Records from a collection of figures
====

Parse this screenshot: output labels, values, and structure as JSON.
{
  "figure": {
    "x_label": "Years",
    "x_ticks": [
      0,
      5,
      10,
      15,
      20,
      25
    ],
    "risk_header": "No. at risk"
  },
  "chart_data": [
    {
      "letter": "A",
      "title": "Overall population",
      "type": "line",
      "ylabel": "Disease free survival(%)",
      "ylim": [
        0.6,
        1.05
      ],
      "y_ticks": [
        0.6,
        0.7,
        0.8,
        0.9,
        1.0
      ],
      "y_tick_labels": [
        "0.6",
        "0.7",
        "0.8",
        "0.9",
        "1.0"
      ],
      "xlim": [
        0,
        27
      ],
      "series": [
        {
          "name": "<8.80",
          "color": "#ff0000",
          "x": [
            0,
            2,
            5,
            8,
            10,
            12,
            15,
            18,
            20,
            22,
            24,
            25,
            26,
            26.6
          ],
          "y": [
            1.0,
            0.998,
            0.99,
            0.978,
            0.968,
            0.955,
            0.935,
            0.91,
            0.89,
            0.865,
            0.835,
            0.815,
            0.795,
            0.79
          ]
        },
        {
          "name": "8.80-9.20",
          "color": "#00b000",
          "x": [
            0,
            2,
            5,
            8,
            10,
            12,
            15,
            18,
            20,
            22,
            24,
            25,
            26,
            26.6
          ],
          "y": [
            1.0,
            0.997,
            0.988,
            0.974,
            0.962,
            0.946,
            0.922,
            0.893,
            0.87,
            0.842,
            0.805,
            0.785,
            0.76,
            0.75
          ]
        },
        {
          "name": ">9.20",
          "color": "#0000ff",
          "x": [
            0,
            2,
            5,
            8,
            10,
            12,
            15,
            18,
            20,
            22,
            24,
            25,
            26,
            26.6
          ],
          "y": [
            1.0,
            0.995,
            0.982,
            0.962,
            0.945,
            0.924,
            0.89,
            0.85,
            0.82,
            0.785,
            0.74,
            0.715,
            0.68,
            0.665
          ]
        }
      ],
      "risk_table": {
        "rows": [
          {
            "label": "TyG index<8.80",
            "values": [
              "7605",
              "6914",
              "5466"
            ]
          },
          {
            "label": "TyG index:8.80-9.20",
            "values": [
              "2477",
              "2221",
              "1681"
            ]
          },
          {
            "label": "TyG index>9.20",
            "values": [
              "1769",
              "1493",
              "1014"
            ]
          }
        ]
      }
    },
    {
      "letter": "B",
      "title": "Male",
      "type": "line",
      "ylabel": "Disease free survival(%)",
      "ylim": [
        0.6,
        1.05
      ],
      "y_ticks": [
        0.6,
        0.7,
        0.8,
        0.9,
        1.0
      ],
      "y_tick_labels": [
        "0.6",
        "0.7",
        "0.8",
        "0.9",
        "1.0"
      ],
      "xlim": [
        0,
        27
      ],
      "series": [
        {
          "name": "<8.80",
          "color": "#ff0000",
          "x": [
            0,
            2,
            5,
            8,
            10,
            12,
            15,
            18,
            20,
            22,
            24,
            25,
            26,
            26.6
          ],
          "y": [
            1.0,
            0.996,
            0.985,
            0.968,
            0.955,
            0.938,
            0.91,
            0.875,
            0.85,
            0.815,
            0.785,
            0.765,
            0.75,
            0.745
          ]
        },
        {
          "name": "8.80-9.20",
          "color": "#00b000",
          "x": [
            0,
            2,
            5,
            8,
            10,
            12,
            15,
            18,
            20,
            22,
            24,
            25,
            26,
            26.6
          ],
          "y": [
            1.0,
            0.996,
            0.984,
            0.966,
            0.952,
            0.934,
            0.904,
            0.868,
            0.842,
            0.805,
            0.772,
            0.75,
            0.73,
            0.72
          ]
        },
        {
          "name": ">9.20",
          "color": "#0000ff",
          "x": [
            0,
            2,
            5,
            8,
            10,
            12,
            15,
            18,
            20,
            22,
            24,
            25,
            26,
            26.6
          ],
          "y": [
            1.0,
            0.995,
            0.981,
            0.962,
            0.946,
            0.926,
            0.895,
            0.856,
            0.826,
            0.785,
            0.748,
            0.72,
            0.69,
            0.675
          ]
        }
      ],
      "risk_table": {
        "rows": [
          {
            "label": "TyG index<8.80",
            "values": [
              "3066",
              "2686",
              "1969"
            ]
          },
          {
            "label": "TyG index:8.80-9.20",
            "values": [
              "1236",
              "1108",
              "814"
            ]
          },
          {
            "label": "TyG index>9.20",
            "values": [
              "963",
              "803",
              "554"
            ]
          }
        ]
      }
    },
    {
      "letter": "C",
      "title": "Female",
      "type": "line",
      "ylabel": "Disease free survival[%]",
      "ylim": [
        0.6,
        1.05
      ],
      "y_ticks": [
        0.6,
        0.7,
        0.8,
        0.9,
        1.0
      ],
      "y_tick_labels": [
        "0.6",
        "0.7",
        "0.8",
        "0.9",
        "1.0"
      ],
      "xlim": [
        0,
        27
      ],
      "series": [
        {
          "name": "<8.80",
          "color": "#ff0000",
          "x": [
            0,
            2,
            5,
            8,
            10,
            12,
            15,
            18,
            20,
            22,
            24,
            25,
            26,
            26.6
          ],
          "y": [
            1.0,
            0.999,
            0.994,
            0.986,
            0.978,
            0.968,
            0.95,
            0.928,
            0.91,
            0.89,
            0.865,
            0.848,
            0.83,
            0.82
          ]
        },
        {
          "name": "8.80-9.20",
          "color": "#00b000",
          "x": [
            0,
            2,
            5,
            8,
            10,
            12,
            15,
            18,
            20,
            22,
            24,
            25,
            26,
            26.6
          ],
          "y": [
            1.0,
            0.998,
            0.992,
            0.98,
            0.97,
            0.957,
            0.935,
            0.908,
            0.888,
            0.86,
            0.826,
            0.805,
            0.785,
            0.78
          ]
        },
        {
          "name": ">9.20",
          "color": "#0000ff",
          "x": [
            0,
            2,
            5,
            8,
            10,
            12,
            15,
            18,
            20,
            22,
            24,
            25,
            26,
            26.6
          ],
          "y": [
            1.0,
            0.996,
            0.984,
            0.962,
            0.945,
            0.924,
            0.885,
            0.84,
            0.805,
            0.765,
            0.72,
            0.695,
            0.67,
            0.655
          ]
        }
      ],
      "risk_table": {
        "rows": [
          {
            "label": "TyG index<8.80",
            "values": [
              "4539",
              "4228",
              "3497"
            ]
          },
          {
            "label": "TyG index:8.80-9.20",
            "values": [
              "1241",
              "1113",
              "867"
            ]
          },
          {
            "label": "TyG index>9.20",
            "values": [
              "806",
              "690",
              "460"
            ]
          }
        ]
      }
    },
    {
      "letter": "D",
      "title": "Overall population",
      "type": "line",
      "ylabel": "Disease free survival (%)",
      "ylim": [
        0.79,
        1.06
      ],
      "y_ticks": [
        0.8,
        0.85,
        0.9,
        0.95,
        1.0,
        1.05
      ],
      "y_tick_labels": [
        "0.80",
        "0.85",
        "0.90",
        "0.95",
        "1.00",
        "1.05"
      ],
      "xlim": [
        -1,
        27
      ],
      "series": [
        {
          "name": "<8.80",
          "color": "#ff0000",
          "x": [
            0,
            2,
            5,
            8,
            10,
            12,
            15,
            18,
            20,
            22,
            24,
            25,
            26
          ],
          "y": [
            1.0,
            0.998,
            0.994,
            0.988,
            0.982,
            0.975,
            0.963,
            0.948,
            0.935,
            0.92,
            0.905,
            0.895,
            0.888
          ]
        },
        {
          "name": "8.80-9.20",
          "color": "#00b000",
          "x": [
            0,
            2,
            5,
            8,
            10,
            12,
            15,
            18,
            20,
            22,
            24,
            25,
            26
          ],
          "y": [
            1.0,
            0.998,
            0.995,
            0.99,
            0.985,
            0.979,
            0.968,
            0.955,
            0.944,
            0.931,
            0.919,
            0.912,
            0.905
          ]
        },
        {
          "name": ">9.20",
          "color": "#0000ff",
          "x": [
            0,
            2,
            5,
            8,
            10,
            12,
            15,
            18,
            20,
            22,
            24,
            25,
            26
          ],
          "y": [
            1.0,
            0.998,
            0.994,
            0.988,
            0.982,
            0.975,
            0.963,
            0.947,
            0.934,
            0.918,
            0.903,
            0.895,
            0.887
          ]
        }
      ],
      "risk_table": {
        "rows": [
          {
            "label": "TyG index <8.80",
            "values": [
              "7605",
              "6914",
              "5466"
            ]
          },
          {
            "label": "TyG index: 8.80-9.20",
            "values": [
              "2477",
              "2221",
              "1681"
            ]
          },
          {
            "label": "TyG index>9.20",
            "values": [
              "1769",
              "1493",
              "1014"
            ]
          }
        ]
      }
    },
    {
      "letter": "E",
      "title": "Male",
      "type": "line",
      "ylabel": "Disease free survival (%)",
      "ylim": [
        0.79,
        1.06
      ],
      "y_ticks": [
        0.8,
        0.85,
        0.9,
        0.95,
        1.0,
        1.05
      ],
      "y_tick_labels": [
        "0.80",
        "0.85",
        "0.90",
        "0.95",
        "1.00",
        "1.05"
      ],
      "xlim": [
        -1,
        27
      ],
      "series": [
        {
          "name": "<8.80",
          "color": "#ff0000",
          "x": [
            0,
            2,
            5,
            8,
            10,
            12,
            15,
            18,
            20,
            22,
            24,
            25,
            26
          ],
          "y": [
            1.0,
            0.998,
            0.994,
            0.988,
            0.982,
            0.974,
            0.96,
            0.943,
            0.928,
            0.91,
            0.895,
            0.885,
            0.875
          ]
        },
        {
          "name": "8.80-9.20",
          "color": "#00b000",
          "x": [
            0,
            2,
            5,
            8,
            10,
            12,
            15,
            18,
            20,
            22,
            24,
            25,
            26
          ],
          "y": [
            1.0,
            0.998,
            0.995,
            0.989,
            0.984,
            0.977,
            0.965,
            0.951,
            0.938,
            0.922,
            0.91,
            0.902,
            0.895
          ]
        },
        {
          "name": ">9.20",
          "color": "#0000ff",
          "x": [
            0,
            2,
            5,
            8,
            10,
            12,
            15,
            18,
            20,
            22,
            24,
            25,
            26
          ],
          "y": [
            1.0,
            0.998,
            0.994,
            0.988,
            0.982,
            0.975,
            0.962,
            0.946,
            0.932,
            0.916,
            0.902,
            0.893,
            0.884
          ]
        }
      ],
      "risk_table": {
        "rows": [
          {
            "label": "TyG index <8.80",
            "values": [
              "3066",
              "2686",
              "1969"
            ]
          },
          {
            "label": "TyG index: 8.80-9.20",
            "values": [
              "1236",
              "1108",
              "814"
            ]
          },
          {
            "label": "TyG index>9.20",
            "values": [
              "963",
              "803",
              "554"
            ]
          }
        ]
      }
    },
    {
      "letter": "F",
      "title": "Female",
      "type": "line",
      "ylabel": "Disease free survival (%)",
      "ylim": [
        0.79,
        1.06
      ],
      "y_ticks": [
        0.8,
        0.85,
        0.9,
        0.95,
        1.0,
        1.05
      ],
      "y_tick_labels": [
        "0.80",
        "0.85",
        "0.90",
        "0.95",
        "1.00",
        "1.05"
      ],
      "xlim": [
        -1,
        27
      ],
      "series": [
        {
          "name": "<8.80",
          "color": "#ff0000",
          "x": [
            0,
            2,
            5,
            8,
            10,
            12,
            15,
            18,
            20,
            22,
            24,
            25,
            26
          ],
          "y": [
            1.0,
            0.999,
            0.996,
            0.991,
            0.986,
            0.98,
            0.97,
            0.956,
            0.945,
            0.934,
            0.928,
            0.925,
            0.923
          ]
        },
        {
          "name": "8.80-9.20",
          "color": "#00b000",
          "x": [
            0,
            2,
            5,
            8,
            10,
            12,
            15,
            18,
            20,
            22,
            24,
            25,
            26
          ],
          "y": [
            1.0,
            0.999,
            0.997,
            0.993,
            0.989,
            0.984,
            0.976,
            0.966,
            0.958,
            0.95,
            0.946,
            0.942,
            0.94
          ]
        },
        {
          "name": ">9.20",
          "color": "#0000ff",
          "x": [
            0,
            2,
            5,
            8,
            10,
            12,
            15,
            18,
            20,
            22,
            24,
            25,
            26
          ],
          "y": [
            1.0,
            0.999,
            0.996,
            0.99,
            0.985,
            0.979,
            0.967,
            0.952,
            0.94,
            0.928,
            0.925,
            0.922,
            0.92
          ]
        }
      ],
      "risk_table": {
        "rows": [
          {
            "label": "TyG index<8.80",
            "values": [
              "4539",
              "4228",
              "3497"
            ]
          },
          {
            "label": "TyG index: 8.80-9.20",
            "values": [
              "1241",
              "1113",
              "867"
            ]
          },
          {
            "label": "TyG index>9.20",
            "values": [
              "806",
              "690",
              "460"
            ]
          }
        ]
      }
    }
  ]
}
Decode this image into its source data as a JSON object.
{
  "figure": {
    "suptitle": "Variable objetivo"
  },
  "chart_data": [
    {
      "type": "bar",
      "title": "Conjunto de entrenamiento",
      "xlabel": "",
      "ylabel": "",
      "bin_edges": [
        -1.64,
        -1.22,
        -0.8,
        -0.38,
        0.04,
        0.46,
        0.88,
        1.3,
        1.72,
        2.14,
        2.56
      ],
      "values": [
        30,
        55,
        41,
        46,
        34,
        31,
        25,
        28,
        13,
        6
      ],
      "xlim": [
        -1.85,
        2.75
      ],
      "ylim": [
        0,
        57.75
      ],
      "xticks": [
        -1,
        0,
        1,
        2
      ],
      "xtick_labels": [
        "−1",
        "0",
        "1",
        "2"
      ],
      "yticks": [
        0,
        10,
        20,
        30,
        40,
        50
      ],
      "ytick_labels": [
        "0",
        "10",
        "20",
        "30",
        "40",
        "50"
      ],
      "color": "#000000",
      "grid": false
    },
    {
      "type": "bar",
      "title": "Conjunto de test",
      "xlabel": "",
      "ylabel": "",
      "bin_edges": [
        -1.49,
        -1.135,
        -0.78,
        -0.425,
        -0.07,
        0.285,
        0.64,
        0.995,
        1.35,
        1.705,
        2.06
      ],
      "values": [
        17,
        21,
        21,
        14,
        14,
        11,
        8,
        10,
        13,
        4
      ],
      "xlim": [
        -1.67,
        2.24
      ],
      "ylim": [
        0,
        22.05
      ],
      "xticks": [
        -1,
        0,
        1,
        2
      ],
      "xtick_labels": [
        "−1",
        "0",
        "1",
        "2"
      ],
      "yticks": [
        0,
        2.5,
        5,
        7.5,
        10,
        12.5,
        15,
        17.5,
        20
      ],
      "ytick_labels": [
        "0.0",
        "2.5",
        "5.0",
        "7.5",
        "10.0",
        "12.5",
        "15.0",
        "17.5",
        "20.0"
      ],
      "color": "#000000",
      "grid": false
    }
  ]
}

====

What to produce: Pick out every line holding the string "JSON" and return it.

Solution to this exercise:
Parse this screenshot: output labels, values, and structure as JSON.
Decode this image into its source data as a JSON object.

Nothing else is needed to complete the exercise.